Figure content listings
________________
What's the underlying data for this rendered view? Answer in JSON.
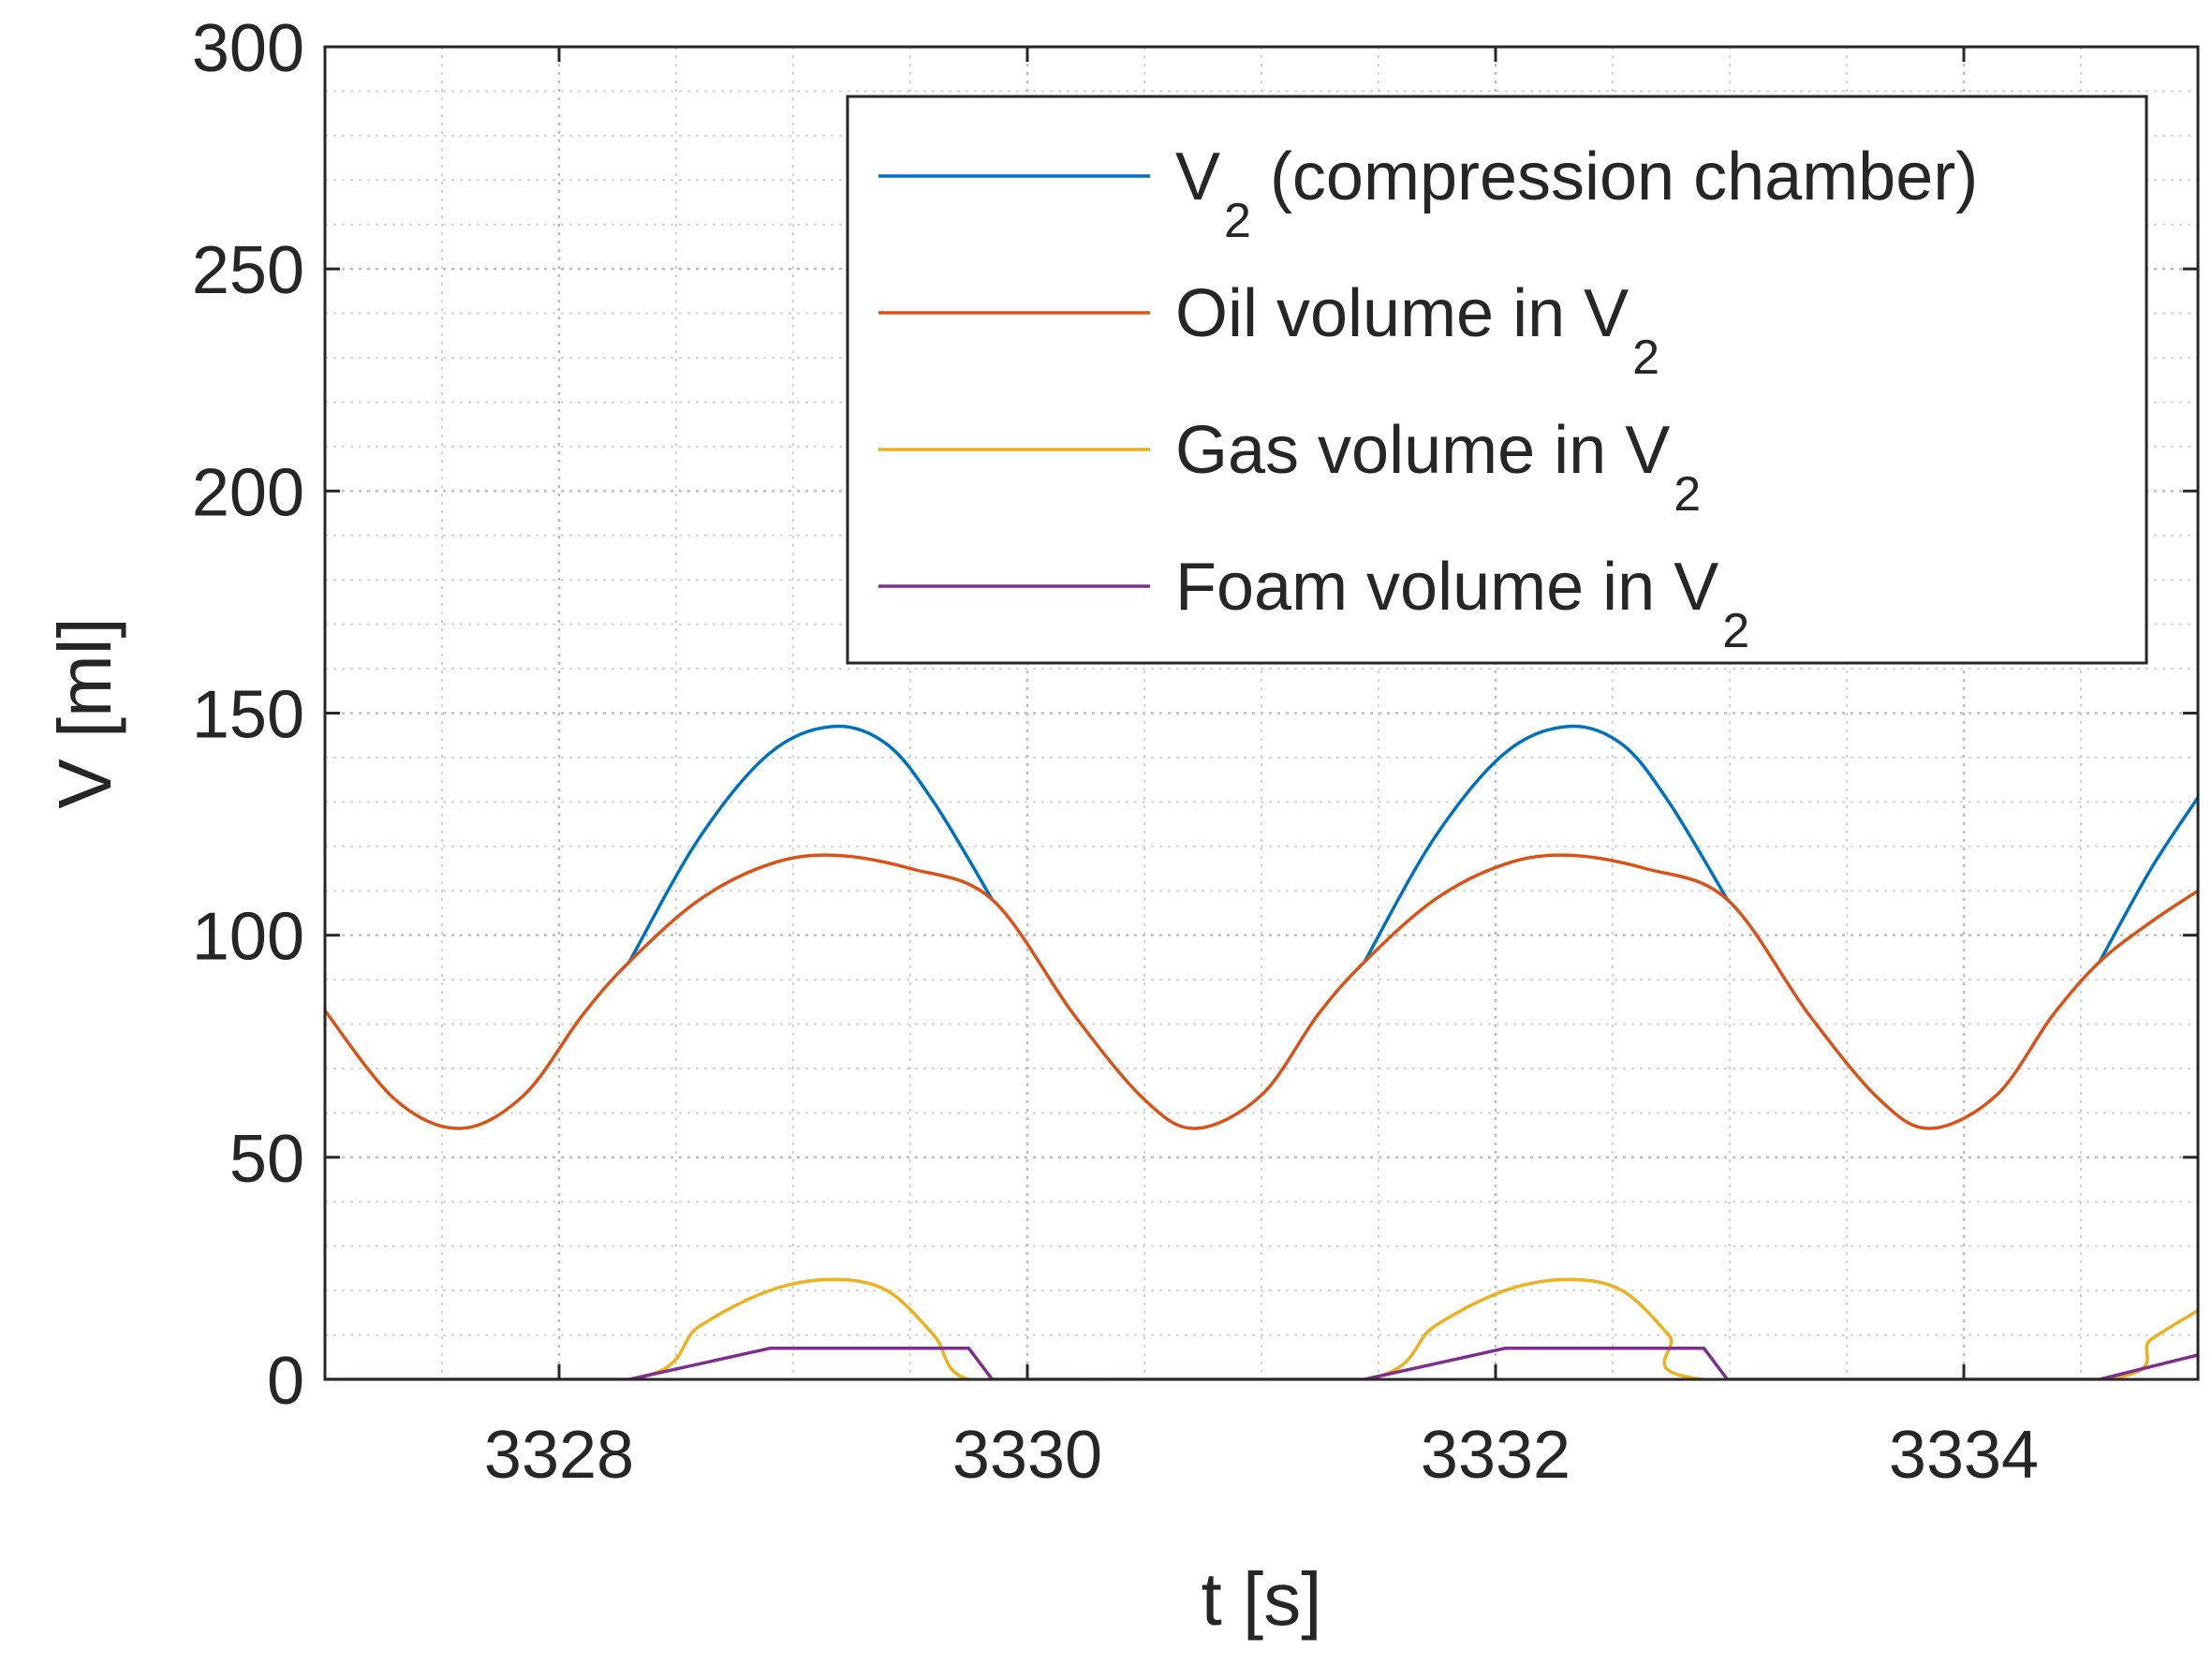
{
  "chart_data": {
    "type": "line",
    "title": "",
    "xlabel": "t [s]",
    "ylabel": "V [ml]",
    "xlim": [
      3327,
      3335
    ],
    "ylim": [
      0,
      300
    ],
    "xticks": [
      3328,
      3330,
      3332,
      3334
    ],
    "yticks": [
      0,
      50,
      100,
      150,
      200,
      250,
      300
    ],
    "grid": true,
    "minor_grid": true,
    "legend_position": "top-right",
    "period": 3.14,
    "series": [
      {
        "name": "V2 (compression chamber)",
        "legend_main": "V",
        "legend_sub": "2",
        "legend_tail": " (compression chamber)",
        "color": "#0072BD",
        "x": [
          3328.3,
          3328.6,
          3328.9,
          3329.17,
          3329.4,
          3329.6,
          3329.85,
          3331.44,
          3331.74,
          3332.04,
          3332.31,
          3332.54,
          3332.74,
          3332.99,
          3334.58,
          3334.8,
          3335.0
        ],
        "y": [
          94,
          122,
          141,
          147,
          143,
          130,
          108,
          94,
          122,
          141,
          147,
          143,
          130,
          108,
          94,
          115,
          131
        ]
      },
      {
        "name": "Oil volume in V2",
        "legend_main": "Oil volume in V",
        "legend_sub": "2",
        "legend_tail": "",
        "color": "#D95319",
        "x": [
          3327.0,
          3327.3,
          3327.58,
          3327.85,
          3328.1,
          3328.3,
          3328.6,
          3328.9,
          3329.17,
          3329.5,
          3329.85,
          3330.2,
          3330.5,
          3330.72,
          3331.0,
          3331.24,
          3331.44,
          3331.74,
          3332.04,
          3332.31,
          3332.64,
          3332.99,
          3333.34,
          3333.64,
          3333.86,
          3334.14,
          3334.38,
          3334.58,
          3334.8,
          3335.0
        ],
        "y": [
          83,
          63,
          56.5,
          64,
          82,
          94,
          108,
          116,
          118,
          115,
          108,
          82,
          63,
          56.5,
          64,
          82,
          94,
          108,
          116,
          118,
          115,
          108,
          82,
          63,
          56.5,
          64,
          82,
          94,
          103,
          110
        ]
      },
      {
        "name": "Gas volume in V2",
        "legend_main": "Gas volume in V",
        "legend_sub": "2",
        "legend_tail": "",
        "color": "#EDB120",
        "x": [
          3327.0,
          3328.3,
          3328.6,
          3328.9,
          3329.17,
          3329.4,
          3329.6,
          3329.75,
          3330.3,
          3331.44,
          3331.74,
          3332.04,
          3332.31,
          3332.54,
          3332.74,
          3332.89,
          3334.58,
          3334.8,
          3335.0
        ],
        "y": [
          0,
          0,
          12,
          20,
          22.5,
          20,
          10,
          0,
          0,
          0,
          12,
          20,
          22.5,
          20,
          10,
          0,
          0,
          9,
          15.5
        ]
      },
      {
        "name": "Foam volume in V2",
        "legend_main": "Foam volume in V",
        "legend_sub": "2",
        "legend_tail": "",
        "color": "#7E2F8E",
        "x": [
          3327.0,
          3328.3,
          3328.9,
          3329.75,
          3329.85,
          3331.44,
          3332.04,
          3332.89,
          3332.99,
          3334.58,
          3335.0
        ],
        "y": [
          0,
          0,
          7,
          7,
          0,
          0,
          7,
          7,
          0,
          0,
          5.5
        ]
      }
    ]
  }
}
________________
Job: Return the listing above word for word, with the pictures removed.

Result for this task:
What's the underlying data for this rendered view? Answer in JSON.
{
  "chart_data": {
    "type": "line",
    "title": "",
    "xlabel": "t [s]",
    "ylabel": "V [ml]",
    "xlim": [
      3327,
      3335
    ],
    "ylim": [
      0,
      300
    ],
    "xticks": [
      3328,
      3330,
      3332,
      3334
    ],
    "yticks": [
      0,
      50,
      100,
      150,
      200,
      250,
      300
    ],
    "grid": true,
    "minor_grid": true,
    "legend_position": "top-right",
    "period": 3.14,
    "series": [
      {
        "name": "V2 (compression chamber)",
        "legend_main": "V",
        "legend_sub": "2",
        "legend_tail": " (compression chamber)",
        "color": "#0072BD",
        "x": [
          3328.3,
          3328.6,
          3328.9,
          3329.17,
          3329.4,
          3329.6,
          3329.85,
          3331.44,
          3331.74,
          3332.04,
          3332.31,
          3332.54,
          3332.74,
          3332.99,
          3334.58,
          3334.8,
          3335.0
        ],
        "y": [
          94,
          122,
          141,
          147,
          143,
          130,
          108,
          94,
          122,
          141,
          147,
          143,
          130,
          108,
          94,
          115,
          131
        ]
      },
      {
        "name": "Oil volume in V2",
        "legend_main": "Oil volume in V",
        "legend_sub": "2",
        "legend_tail": "",
        "color": "#D95319",
        "x": [
          3327.0,
          3327.3,
          3327.58,
          3327.85,
          3328.1,
          3328.3,
          3328.6,
          3328.9,
          3329.17,
          3329.5,
          3329.85,
          3330.2,
          3330.5,
          3330.72,
          3331.0,
          3331.24,
          3331.44,
          3331.74,
          3332.04,
          3332.31,
          3332.64,
          3332.99,
          3333.34,
          3333.64,
          3333.86,
          3334.14,
          3334.38,
          3334.58,
          3334.8,
          3335.0
        ],
        "y": [
          83,
          63,
          56.5,
          64,
          82,
          94,
          108,
          116,
          118,
          115,
          108,
          82,
          63,
          56.5,
          64,
          82,
          94,
          108,
          116,
          118,
          115,
          108,
          82,
          63,
          56.5,
          64,
          82,
          94,
          103,
          110
        ]
      },
      {
        "name": "Gas volume in V2",
        "legend_main": "Gas volume in V",
        "legend_sub": "2",
        "legend_tail": "",
        "color": "#EDB120",
        "x": [
          3327.0,
          3328.3,
          3328.6,
          3328.9,
          3329.17,
          3329.4,
          3329.6,
          3329.75,
          3330.3,
          3331.44,
          3331.74,
          3332.04,
          3332.31,
          3332.54,
          3332.74,
          3332.89,
          3334.58,
          3334.8,
          3335.0
        ],
        "y": [
          0,
          0,
          12,
          20,
          22.5,
          20,
          10,
          0,
          0,
          0,
          12,
          20,
          22.5,
          20,
          10,
          0,
          0,
          9,
          15.5
        ]
      },
      {
        "name": "Foam volume in V2",
        "legend_main": "Foam volume in V",
        "legend_sub": "2",
        "legend_tail": "",
        "color": "#7E2F8E",
        "x": [
          3327.0,
          3328.3,
          3328.9,
          3329.75,
          3329.85,
          3331.44,
          3332.04,
          3332.89,
          3332.99,
          3334.58,
          3335.0
        ],
        "y": [
          0,
          0,
          7,
          7,
          0,
          0,
          7,
          7,
          0,
          0,
          5.5
        ]
      }
    ]
  }
}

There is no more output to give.